Gazeteci Can Dündar hakkında 'kırmızı bülten' kararı

Gazeteci Can Dündar hakkında 'kırmızı bülten' kararı
MİT tırları davasında 27 yıl 6 ay hapis cezasına çarptırılan Gazeteci Can Dündar hakkında bir kez daha 'kırmızı bülten' çıkarılması kararı verildi.

Gazeteci Can Dündar hakkında 'örgüte üye olmaksızın bilerek ve isteyerek yardım etmek' suçlamasından ayrılan dosyası kapsamında hakkında tutuklamaya yönelik yakalama ve kırmızı bülten çıkarılması kararı verildi.

"Siyasi ve askeri casusluk" suçlamasından 18 yıl 9 ay hapis ve "Silahlı terör örgütüne yardım etmek" suçlamasından 8 yıl 9 ay hapis cezası olmak üzere toplam 27 yıl 6 ay hapis cezasına çarptırılan gazeteci Can Dündar hakkında bir kez daha kırmızı bülten çıkarılması kararı verildi.

DÜNDAR: BİR SÜRE SAVCILARI GÖREVE ÇAĞIRMASINLAR

Dündar, kırmızı bülten kararının ardından yaptığı ilk açıklamada, "Muhalefetten ricam; bir süre savcıları göreve çağırmasınlar. Ters sonuçlar oluyor" ifadelerini kullandı.

## Verilen alıştırma a
Can Dündar hakkındaki haberi baştan sona, hiçbir değişiklik yapmadan aynen yazın.

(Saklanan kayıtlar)
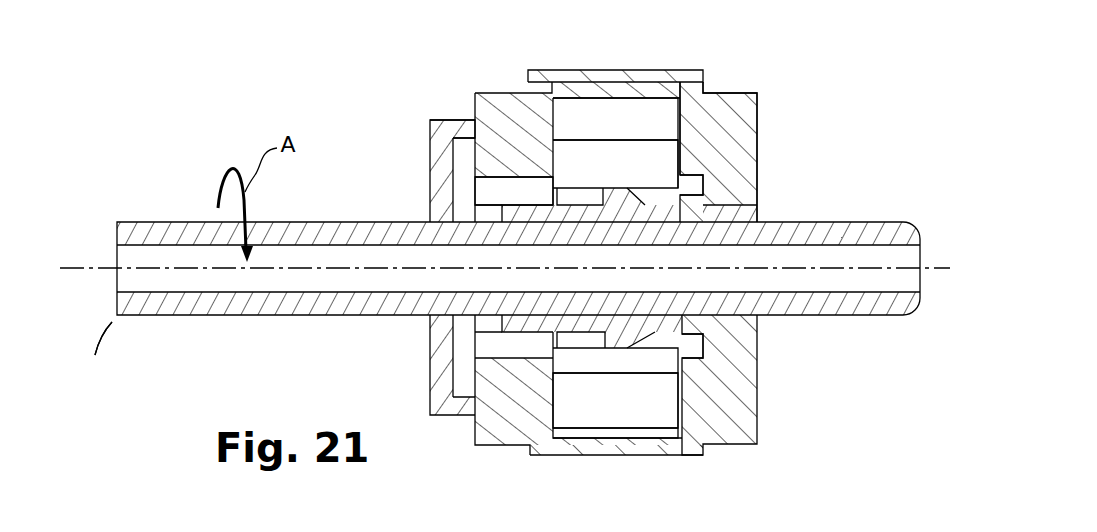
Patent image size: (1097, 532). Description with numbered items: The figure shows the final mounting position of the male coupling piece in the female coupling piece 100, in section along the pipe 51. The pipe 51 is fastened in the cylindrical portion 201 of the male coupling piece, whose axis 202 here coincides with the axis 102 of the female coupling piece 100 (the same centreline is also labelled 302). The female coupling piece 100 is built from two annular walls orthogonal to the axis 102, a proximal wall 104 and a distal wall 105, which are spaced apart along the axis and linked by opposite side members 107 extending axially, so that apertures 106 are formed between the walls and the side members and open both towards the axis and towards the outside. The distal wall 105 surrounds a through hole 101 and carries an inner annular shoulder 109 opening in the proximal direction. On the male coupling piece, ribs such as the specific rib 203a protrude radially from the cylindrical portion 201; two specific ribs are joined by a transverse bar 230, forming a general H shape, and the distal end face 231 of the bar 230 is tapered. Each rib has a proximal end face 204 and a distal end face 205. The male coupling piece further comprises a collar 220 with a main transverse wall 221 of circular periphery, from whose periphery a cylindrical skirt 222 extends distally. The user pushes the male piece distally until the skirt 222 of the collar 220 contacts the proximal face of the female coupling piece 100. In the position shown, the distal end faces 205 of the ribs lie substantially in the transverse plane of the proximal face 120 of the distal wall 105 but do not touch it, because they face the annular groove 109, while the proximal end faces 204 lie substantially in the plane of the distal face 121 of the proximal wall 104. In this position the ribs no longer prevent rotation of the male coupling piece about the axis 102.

The pipe 51 is at (167, 233).
The female coupling piece 100 is at (737, 78).
The through hole 101 is at (740, 211).
The axis 102 is at (112, 322).
The axis 202 is at (103, 338).
The rotor shaft 302 is at (103, 338).
The proximal wall 104 is at (552, 200).
The distal wall 105 is at (738, 100).
The apertures 106 is at (656, 156).
The side members 107 is at (692, 70).
The inner annular shoulder 109 is at (692, 345).
The proximal face 120 is at (667, 398).
The distal face 121 is at (557, 402).
The cylindrical portion 201 is at (521, 208).
The specific rib 203a is at (582, 195).
The proximal end face 204 is at (528, 128).
The distal end face 205 is at (683, 195).
The collar 220 is at (425, 367).
The main transverse wall 221 is at (437, 157).
The cylindrical skirt 222 is at (463, 127).
The transverse bar 230 is at (617, 195).
The distal end face 231 is at (642, 185).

## Verilen alıştırma b
Haberi değil, kayıt satırlarını esas alın. Kayıt satırlarının başından "The axis 102 is at (112, 322)." ifadesini içeren satıra kadar, bu satır da dahil olmak üzere, satırları aynen çıkarın. Resimleri cevaba almayın.

## Alıştırma çıktısı a
Gazeteci Can Dündar hakkında 'kırmızı bülten' kararı

Gazeteci Can Dündar hakkında 'kırmızı bülten' kararı
MİT tırları davasında 27 yıl 6 ay hapis cezasına çarptırılan Gazeteci Can Dündar hakkında bir kez daha 'kırmızı bülten' çıkarılması kararı verildi.

Gazeteci Can Dündar hakkında 'örgüte üye olmaksızın bilerek ve isteyerek yardım etmek' suçlamasından ayrılan dosyası kapsamında hakkında tutuklamaya yönelik yakalama ve kırmızı bülten çıkarılması kararı verildi.

"Siyasi ve askeri casusluk" suçlamasından 18 yıl 9 ay hapis ve "Silahlı terör örgütüne yardım etmek" suçlamasından 8 yıl 9 ay hapis cezası olmak üzere toplam 27 yıl 6 ay hapis cezasına çarptırılan gazeteci Can Dündar hakkında bir kez daha kırmızı bülten çıkarılması kararı verildi.

DÜNDAR: BİR SÜRE SAVCILARI GÖREVE ÇAĞIRMASINLAR

Dündar, kırmızı bülten kararının ardından yaptığı ilk açıklamada, "Muhalefetten ricam; bir süre savcıları göreve çağırmasınlar. Ters sonuçlar oluyor" ifadelerini kullandı.

## Alıştırma çıktısı b
Patent image size: (1097, 532). Description with numbered items: The figure shows the final mounting position of the male coupling piece in the female coupling piece 100, in section along the pipe 51. The pipe 51 is fastened in the cylindrical portion 201 of the male coupling piece, whose axis 202 here coincides with the axis 102 of the female coupling piece 100 (the same centreline is also labelled 302). The female coupling piece 100 is built from two annular walls orthogonal to the axis 102, a proximal wall 104 and a distal wall 105, which are spaced apart along the axis and linked by opposite side members 107 extending axially, so that apertures 106 are formed between the walls and the side members and open both towards the axis and towards the outside. The distal wall 105 surrounds a through hole 101 and carries an inner annular shoulder 109 opening in the proximal direction. On the male coupling piece, ribs such as the specific rib 203a protrude radially from the cylindrical portion 201; two specific ribs are joined by a transverse bar 230, forming a general H shape, and the distal end face 231 of the bar 230 is tapered. Each rib has a proximal end face 204 and a distal end face 205. The male coupling piece further comprises a collar 220 with a main transverse wall 221 of circular periphery, from whose periphery a cylindrical skirt 222 extends distally. The user pushes the male piece distally until the skirt 222 of the collar 220 contacts the proximal face of the female coupling piece 100. In the position shown, the distal end faces 205 of the ribs lie substantially in the transverse plane of the proximal face 120 of the distal wall 105 but do not touch it, because they face the annular groove 109, while the proximal end faces 204 lie substantially in the plane of the distal face 121 of the proximal wall 104. In this position the ribs no longer prevent rotation of the male coupling piece about the axis 102.

The pipe 51 is at (167, 233).
The female coupling piece 100 is at (737, 78).
The through hole 101 is at (740, 211).
The axis 102 is at (112, 322).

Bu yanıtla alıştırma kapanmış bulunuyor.